— Stored items from a collection —

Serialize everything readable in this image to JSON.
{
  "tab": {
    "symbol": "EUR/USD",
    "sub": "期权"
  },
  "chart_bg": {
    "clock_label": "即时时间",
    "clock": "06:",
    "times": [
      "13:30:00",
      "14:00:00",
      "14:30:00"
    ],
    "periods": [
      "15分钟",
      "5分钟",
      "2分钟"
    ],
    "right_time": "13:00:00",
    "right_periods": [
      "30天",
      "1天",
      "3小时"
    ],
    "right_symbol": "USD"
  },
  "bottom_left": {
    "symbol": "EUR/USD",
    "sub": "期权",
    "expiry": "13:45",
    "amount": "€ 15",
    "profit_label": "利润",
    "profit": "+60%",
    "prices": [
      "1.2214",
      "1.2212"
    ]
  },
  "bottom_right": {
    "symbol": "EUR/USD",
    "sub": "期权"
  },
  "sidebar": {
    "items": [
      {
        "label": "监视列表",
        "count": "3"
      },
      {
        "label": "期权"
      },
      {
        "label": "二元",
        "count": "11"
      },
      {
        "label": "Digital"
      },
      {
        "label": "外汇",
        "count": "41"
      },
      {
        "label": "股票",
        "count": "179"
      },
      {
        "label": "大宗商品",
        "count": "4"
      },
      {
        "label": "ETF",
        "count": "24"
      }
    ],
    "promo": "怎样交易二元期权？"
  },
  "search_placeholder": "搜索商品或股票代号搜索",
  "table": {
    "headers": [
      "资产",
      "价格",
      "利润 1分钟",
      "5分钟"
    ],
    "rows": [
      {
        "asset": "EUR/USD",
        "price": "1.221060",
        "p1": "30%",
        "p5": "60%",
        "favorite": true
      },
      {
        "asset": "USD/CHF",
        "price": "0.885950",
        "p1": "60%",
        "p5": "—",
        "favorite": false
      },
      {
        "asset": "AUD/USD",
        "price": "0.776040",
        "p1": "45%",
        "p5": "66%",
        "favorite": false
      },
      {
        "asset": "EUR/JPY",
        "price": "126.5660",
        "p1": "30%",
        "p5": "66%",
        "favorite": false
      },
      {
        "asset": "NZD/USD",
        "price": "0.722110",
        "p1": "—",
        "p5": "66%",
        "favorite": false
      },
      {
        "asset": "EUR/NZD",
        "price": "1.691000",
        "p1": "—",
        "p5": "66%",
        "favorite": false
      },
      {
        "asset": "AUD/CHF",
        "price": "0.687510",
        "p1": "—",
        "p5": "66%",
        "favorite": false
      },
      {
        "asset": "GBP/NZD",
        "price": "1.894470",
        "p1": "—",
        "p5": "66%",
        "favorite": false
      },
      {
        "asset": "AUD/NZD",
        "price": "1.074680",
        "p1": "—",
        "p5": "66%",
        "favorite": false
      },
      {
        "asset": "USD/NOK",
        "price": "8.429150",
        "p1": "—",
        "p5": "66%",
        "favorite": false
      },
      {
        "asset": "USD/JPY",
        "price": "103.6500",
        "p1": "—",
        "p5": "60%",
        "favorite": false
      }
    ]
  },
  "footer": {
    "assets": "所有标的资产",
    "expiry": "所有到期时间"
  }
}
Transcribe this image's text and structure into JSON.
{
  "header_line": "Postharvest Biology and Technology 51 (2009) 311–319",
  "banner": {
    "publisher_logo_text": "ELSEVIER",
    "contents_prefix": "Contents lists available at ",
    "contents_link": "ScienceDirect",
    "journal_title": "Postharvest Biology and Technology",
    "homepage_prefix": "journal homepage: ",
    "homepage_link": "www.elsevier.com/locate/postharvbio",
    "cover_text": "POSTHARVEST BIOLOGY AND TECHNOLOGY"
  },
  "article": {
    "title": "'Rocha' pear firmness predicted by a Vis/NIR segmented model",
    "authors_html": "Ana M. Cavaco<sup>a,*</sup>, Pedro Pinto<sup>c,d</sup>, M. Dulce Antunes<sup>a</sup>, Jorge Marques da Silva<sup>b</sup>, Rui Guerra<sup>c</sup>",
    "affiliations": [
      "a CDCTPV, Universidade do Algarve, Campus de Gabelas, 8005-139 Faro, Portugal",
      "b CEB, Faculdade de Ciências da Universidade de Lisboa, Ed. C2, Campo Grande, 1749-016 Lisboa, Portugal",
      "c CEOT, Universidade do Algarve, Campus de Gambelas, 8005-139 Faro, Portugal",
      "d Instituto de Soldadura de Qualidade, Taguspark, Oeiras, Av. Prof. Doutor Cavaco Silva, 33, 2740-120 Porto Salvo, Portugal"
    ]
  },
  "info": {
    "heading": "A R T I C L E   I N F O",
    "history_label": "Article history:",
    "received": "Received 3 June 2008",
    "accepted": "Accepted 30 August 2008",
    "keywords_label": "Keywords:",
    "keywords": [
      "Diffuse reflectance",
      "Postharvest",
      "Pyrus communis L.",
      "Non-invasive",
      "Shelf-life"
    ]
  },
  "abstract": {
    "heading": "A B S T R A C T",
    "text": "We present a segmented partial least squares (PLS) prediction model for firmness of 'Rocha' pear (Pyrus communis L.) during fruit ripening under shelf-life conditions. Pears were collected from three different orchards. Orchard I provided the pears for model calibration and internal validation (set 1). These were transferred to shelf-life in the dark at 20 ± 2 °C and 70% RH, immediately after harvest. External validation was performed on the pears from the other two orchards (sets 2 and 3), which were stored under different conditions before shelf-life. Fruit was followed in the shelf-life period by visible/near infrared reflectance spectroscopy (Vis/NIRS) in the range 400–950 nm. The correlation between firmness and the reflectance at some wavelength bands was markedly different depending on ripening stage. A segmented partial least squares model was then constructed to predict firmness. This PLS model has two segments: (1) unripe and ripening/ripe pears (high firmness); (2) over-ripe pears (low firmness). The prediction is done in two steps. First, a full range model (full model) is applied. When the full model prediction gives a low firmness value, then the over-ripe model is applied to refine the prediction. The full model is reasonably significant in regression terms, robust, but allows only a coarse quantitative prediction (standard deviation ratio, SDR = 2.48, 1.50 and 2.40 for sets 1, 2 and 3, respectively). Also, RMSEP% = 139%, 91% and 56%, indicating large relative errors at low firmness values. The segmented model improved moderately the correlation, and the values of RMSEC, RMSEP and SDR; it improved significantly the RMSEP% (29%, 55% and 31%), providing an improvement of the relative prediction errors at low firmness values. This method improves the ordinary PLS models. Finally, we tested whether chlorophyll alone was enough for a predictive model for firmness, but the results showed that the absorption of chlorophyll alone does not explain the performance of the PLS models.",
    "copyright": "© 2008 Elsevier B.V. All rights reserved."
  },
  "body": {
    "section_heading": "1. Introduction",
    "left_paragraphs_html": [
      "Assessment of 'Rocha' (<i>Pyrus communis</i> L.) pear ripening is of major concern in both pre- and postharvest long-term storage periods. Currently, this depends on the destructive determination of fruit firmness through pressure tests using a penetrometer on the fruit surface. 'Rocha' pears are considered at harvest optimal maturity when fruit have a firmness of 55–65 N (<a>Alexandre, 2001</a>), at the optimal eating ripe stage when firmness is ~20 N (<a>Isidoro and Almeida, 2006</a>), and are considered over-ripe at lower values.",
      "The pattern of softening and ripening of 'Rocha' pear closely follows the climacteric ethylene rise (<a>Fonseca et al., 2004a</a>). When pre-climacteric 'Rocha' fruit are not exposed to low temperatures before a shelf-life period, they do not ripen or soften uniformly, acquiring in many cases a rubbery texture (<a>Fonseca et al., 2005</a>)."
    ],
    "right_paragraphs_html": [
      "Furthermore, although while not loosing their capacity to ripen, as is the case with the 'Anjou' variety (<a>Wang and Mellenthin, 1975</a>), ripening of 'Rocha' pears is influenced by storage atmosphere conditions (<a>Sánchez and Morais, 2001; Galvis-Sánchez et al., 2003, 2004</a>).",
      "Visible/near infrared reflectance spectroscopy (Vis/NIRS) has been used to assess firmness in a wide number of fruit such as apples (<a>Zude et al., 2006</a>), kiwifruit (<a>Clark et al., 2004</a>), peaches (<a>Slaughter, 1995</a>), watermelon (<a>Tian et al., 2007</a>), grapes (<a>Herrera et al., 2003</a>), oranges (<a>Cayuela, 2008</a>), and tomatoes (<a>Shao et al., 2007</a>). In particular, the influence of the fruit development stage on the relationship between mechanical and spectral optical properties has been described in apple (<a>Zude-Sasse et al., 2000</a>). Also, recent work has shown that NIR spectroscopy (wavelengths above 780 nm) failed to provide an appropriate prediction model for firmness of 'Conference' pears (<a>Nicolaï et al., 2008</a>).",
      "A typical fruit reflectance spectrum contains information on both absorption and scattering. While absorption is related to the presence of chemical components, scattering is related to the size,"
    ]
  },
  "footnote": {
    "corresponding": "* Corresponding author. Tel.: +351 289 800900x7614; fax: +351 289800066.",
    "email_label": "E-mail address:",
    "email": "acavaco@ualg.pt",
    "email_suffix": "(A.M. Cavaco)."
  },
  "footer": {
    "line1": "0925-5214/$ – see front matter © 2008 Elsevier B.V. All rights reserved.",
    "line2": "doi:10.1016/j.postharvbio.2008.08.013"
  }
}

— Aim of the exercise —
Read through the lines above and collect those that contain the string "Campus".

— Result for this exercise —
      "a CDCTPV, Universidade do Algarve, Campus de Gabelas, 8005-139 Faro, Portugal",
      "c CEOT, Universidade do Algarve, Campus de Gambelas, 8005-139 Faro, Portugal",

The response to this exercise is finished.